Retype the whole listing below, character for character.

- GIVEN DATA
=====

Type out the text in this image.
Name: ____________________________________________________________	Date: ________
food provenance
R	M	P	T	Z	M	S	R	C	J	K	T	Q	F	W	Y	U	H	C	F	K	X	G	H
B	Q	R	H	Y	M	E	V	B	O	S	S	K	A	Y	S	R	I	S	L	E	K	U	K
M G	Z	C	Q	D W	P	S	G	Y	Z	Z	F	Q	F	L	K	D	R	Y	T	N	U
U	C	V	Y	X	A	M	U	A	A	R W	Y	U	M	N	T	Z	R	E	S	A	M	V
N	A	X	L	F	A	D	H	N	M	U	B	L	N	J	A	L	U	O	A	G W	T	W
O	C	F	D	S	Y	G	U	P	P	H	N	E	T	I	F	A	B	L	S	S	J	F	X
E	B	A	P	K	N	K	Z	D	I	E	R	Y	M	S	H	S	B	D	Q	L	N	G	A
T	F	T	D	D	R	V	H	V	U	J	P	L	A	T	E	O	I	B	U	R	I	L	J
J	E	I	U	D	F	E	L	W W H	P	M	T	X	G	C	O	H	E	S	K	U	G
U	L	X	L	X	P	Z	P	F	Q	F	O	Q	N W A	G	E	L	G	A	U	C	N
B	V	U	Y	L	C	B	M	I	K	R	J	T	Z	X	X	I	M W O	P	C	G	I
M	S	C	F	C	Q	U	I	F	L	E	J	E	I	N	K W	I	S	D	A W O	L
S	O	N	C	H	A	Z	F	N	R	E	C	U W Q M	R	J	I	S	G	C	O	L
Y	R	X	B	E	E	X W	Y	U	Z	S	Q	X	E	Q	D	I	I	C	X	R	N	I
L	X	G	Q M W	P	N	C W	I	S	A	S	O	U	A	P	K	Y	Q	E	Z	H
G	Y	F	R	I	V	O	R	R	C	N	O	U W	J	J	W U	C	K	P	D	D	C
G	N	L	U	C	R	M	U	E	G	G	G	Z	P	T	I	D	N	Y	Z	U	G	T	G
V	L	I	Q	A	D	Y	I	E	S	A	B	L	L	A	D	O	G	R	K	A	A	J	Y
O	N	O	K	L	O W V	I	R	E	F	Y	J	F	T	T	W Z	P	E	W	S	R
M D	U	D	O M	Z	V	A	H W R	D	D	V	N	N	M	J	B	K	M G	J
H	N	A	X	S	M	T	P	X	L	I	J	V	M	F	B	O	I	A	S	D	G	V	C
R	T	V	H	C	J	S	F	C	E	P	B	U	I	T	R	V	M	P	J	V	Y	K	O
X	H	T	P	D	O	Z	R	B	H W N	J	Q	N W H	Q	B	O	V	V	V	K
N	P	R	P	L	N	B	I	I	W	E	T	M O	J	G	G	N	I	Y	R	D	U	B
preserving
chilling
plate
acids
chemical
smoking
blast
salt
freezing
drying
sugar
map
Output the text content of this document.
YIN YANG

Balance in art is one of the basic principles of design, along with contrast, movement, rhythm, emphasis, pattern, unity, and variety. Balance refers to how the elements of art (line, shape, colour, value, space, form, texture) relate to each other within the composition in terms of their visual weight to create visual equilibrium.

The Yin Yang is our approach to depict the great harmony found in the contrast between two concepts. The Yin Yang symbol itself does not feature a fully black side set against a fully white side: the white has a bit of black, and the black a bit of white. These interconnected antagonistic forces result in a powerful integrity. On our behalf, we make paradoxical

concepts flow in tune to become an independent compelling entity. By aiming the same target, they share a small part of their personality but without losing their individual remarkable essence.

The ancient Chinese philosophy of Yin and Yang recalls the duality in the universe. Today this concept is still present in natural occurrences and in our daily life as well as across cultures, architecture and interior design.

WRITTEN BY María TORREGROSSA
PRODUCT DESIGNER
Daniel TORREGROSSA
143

=====

- FULL SOLUTION
Type out the text in this image.
Name: ____________________________________________________________	Date: ________
food provenance
R	M	P	T	Z	M	S	R	C	J	K	T	Q	F	W	Y	U	H	C	F	K	X	G	H
B	Q	R	H	Y	M	E	V	B	O	S	S	K	A	Y	S	R	I	S	L	E	K	U	K
M G	Z	C	Q	D W	P	S	G	Y	Z	Z	F	Q	F	L	K	D	R	Y	T	N	U
U	C	V	Y	X	A	M	U	A	A	R W	Y	U	M	N	T	Z	R	E	S	A	M	V
N	A	X	L	F	A	D	H	N	M	U	B	L	N	J	A	L	U	O	A	G W	T	W
O	C	F	D	S	Y	G	U	P	P	H	N	E	T	I	F	A	B	L	S	S	J	F	X
E	B	A	P	K	N	K	Z	D	I	E	R	Y	M	S	H	S	B	D	Q	L	N	G	A
T	F	T	D	D	R	V	H	V	U	J	P	L	A	T	E	O	I	B	U	R	I	L	J
J	E	I	U	D	F	E	L	W W H	P	M	T	X	G	C	O	H	E	S	K	U	G
U	L	X	L	X	P	Z	P	F	Q	F	O	Q	N W A	G	E	L	G	A	U	C	N
B	V	U	Y	L	C	B	M	I	K	R	J	T	Z	X	X	I	M W O	P	C	G	I
M	S	C	F	C	Q	U	I	F	L	E	J	E	I	N	K W	I	S	D	A W O	L
S	O	N	C	H	A	Z	F	N	R	E	C	U W Q M	R	J	I	S	G	C	O	L
Y	R	X	B	E	E	X W	Y	U	Z	S	Q	X	E	Q	D	I	I	C	X	R	N	I
L	X	G	Q M W	P	N	C W	I	S	A	S	O	U	A	P	K	Y	Q	E	Z	H
G	Y	F	R	I	V	O	R	R	C	N	O	U W	J	J	W U	C	K	P	D	D	C
G	N	L	U	C	R	M	U	E	G	G	G	Z	P	T	I	D	N	Y	Z	U	G	T	G
V	L	I	Q	A	D	Y	I	E	S	A	B	L	L	A	D	O	G	R	K	A	A	J	Y
O	N	O	K	L	O W V	I	R	E	F	Y	J	F	T	T	W Z	P	E	W	S	R
M D	U	D	O M	Z	V	A	H W R	D	D	V	N	N	M	J	B	K	M G	J
H	N	A	X	S	M	T	P	X	L	I	J	V	M	F	B	O	I	A	S	D	G	V	C
R	T	V	H	C	J	S	F	C	E	P	B	U	I	T	R	V	M	P	J	V	Y	K	O
X	H	T	P	D	O	Z	R	B	H W N	J	Q	N W H	Q	B	O	V	V	V	K
N	P	R	P	L	N	B	I	I	W	E	T	M O	J	G	G	N	I	Y	R	D	U	B
preserving
chilling
plate
acids
chemical
smoking
blast
salt
freezing
drying
sugar
map
Output the text content of this document.
YIN YANG

Balance in art is one of the basic principles of design, along with contrast, movement, rhythm, emphasis, pattern, unity, and variety. Balance refers to how the elements of art (line, shape, colour, value, space, form, texture) relate to each other within the composition in terms of their visual weight to create visual equilibrium.

The Yin Yang is our approach to depict the great harmony found in the contrast between two concepts. The Yin Yang symbol itself does not feature a fully black side set against a fully white side: the white has a bit of black, and the black a bit of white. These interconnected antagonistic forces result in a powerful integrity. On our behalf, we make paradoxical

concepts flow in tune to become an independent compelling entity. By aiming the same target, they share a small part of their personality but without losing their individual remarkable essence.

The ancient Chinese philosophy of Yin and Yang recalls the duality in the universe. Today this concept is still present in natural occurrences and in our daily life as well as across cultures, architecture and interior design.

WRITTEN BY María TORREGROSSA
PRODUCT DESIGNER
Daniel TORREGROSSA
143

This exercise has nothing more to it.